__WHAT THE TASK REQUIRES__: Restate the records in their entirety, word for word.

__ITEMS__:
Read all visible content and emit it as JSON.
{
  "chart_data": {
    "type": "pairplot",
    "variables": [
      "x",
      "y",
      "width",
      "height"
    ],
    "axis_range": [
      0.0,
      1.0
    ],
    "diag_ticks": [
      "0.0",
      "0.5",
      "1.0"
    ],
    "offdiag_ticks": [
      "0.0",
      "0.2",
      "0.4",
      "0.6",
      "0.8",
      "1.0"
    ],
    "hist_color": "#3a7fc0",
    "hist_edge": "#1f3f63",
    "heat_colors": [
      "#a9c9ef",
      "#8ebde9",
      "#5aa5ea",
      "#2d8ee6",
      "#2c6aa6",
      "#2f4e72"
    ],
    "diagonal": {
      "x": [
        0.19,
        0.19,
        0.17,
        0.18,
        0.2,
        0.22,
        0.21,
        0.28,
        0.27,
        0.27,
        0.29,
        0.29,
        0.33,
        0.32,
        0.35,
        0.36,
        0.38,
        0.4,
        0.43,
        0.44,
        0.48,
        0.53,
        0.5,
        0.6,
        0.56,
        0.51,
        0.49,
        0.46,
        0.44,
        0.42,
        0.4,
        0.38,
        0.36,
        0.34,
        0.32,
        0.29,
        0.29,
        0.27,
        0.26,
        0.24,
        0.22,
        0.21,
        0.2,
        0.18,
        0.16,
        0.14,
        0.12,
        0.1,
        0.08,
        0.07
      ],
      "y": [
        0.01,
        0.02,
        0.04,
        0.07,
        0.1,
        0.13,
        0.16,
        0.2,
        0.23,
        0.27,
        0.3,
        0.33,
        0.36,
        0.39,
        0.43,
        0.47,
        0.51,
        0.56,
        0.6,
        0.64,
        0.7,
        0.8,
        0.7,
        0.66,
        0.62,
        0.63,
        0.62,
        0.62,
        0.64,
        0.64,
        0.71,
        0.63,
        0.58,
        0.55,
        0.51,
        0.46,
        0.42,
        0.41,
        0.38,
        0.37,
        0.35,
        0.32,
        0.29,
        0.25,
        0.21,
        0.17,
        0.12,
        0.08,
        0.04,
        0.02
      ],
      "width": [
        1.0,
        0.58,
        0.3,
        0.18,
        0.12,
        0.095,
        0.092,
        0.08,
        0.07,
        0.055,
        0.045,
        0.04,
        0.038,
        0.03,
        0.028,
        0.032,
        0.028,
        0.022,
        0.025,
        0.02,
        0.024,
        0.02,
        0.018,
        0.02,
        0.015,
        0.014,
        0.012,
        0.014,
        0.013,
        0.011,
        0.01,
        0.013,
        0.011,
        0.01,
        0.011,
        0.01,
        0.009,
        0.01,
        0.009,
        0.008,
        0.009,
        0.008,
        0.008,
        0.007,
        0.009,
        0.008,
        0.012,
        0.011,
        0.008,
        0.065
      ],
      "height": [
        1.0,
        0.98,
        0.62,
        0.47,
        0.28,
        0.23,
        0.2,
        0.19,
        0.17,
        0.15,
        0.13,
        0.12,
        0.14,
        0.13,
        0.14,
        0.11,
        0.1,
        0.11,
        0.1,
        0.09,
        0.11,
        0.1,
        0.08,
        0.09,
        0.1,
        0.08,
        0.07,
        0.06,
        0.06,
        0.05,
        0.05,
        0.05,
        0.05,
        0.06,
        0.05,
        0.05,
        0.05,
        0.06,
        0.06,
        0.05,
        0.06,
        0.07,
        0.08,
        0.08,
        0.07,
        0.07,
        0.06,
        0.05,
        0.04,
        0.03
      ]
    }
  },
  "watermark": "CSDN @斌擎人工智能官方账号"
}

__ANSWER TO THE EXERCISE__:
Read all visible content and emit it as JSON.
{
  "chart_data": {
    "type": "pairplot",
    "variables": [
      "x",
      "y",
      "width",
      "height"
    ],
    "axis_range": [
      0.0,
      1.0
    ],
    "diag_ticks": [
      "0.0",
      "0.5",
      "1.0"
    ],
    "offdiag_ticks": [
      "0.0",
      "0.2",
      "0.4",
      "0.6",
      "0.8",
      "1.0"
    ],
    "hist_color": "#3a7fc0",
    "hist_edge": "#1f3f63",
    "heat_colors": [
      "#a9c9ef",
      "#8ebde9",
      "#5aa5ea",
      "#2d8ee6",
      "#2c6aa6",
      "#2f4e72"
    ],
    "diagonal": {
      "x": [
        0.19,
        0.19,
        0.17,
        0.18,
        0.2,
        0.22,
        0.21,
        0.28,
        0.27,
        0.27,
        0.29,
        0.29,
        0.33,
        0.32,
        0.35,
        0.36,
        0.38,
        0.4,
        0.43,
        0.44,
        0.48,
        0.53,
        0.5,
        0.6,
        0.56,
        0.51,
        0.49,
        0.46,
        0.44,
        0.42,
        0.4,
        0.38,
        0.36,
        0.34,
        0.32,
        0.29,
        0.29,
        0.27,
        0.26,
        0.24,
        0.22,
        0.21,
        0.2,
        0.18,
        0.16,
        0.14,
        0.12,
        0.1,
        0.08,
        0.07
      ],
      "y": [
        0.01,
        0.02,
        0.04,
        0.07,
        0.1,
        0.13,
        0.16,
        0.2,
        0.23,
        0.27,
        0.3,
        0.33,
        0.36,
        0.39,
        0.43,
        0.47,
        0.51,
        0.56,
        0.6,
        0.64,
        0.7,
        0.8,
        0.7,
        0.66,
        0.62,
        0.63,
        0.62,
        0.62,
        0.64,
        0.64,
        0.71,
        0.63,
        0.58,
        0.55,
        0.51,
        0.46,
        0.42,
        0.41,
        0.38,
        0.37,
        0.35,
        0.32,
        0.29,
        0.25,
        0.21,
        0.17,
        0.12,
        0.08,
        0.04,
        0.02
      ],
      "width": [
        1.0,
        0.58,
        0.3,
        0.18,
        0.12,
        0.095,
        0.092,
        0.08,
        0.07,
        0.055,
        0.045,
        0.04,
        0.038,
        0.03,
        0.028,
        0.032,
        0.028,
        0.022,
        0.025,
        0.02,
        0.024,
        0.02,
        0.018,
        0.02,
        0.015,
        0.014,
        0.012,
        0.014,
        0.013,
        0.011,
        0.01,
        0.013,
        0.011,
        0.01,
        0.011,
        0.01,
        0.009,
        0.01,
        0.009,
        0.008,
        0.009,
        0.008,
        0.008,
        0.007,
        0.009,
        0.008,
        0.012,
        0.011,
        0.008,
        0.065
      ],
      "height": [
        1.0,
        0.98,
        0.62,
        0.47,
        0.28,
        0.23,
        0.2,
        0.19,
        0.17,
        0.15,
        0.13,
        0.12,
        0.14,
        0.13,
        0.14,
        0.11,
        0.1,
        0.11,
        0.1,
        0.09,
        0.11,
        0.1,
        0.08,
        0.09,
        0.1,
        0.08,
        0.07,
        0.06,
        0.06,
        0.05,
        0.05,
        0.05,
        0.05,
        0.06,
        0.05,
        0.05,
        0.05,
        0.06,
        0.06,
        0.05,
        0.06,
        0.07,
        0.08,
        0.08,
        0.07,
        0.07,
        0.06,
        0.05,
        0.04,
        0.03
      ]
    }
  },
  "watermark": "CSDN @斌擎人工智能官方账号"
}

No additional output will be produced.